§ Extract
============

WASHINGTON, March 31 (Reuters) – U.S. job openings fell more than expected in February and hiring dropped to the lowest level in nearly six years, government data showed on Tuesday.
Job openings, a measure of labor demand, decreased 358,000 to 6.882 million by the last day of February, the Labor Department’s Bureau of Labor Statistics said in its Job Openings and Labor Turnover Survey, or JOLTS report. Economists polled by Reuters had forecast 6.918 million unfilled jobs. The job openings rate dropped to 4.2% from 4.4% in January.
Hiring decreased by 498,000 positions to 4.849 million last month, the lowest level since March 2020 at the start of the COVID-19 pandemic. The hires rate dropped to 3.1% from 3.4% in January. Layoffs and discharges increased 61,000 to a still-low 1.721 million, with the rate rising to 1.1% from 1.0% in the prior month.

============

§ Information given

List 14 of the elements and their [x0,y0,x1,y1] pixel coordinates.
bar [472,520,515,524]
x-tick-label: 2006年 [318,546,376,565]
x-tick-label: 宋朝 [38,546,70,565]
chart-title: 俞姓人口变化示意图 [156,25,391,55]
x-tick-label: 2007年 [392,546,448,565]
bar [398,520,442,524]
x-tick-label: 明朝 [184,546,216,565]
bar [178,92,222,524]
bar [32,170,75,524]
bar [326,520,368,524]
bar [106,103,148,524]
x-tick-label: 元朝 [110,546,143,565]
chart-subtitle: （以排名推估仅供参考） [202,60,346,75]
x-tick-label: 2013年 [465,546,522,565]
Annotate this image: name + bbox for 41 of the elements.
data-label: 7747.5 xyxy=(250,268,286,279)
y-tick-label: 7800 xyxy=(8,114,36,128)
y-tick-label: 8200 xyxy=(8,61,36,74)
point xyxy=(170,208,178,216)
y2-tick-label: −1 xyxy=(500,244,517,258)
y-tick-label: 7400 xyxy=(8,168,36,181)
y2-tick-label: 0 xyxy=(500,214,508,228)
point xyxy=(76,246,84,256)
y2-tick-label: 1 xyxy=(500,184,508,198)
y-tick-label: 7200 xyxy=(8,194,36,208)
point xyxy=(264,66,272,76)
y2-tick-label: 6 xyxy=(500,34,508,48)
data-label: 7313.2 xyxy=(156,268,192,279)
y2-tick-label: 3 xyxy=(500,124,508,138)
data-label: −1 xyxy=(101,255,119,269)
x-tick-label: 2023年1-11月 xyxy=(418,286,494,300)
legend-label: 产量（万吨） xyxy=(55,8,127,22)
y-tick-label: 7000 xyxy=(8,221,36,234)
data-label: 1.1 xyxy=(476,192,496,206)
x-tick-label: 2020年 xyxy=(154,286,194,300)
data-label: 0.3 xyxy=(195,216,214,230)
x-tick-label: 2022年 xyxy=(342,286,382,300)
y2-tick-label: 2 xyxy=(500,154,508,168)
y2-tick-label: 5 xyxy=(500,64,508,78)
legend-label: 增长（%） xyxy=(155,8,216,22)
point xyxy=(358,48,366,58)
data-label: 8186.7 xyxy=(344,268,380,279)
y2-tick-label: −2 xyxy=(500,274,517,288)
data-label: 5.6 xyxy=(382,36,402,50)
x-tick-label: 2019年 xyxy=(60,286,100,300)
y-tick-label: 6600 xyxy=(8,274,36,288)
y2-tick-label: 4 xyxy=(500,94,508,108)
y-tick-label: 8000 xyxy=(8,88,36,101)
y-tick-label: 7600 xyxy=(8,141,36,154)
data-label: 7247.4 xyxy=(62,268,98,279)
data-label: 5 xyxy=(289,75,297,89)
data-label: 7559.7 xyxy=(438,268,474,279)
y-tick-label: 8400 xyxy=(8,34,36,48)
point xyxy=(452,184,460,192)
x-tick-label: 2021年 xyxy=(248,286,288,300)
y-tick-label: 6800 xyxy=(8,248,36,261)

============

§ Exercises to complete
1 > Reproduce the passage of the job openings article that starts with "WASHINGTON, March 31" and goes on through "4.4% in January.", copying it word for word.
2 > Pick up the article on U.S. job openings and hiring after its final sentence and continue writing it.

§ Task results
1 >
WASHINGTON, March 31 (Reuters) – U.S. job openings fell more than expected in February and hiring dropped to the lowest level in nearly six years, government data showed on Tuesday.
Job openings, a measure of labor demand, decreased 358,000 to 6.882 million by the last day of February, the Labor Department’s Bureau of Labor Statistics said in its Job Openings and Labor Turnover Survey, or JOLTS report. Economists polled by Reuters had forecast 6.918 million unfilled jobs. The job openings rate dropped to 4.2% from 4.4% in January.

2 >
A reluctance by employers to engage in large-scale hiring or layoffs has created what Federal Reserve Chair Jerome Powell this month called a “zero-employment growth equilibrium” that has “a feel of downside risk.”
Economists blame the labor market stasis on lingering uncertainty caused by President Donald Trump’s trade and immigration policies that have undercut demand for and supply of workers. Private nonfarm payrolls growth averaged only 18,000 jobs per month in the three months through February.